■ Task brief ■
Quote every line of the data below as it stands, omitting pictures.
---------- Listed entries ----------
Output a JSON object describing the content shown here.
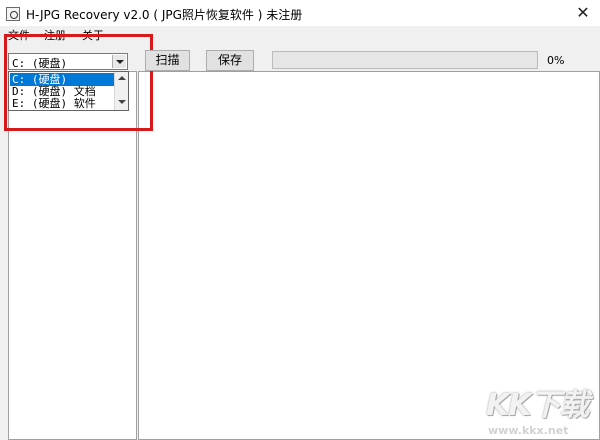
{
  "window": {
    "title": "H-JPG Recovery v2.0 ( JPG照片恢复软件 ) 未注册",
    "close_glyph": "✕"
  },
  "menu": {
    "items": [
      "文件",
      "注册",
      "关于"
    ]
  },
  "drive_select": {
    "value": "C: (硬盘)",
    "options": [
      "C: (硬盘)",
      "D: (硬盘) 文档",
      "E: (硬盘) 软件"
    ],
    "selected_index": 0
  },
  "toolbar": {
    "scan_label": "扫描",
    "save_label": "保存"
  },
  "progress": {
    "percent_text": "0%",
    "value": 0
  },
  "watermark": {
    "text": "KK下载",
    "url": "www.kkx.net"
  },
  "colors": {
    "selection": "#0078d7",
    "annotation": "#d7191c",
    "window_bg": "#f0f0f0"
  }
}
----------
■ Solved exercise ■
Output a JSON object describing the content shown here.
{
  "window": {
    "title": "H-JPG Recovery v2.0 ( JPG照片恢复软件 ) 未注册",
    "close_glyph": "✕"
  },
  "menu": {
    "items": [
      "文件",
      "注册",
      "关于"
    ]
  },
  "drive_select": {
    "value": "C: (硬盘)",
    "options": [
      "C: (硬盘)",
      "D: (硬盘) 文档",
      "E: (硬盘) 软件"
    ],
    "selected_index": 0
  },
  "toolbar": {
    "scan_label": "扫描",
    "save_label": "保存"
  },
  "progress": {
    "percent_text": "0%",
    "value": 0
  },
  "watermark": {
    "text": "KK下载",
    "url": "www.kkx.net"
  },
  "colors": {
    "selection": "#0078d7",
    "annotation": "#d7191c",
    "window_bg": "#f0f0f0"
  }
}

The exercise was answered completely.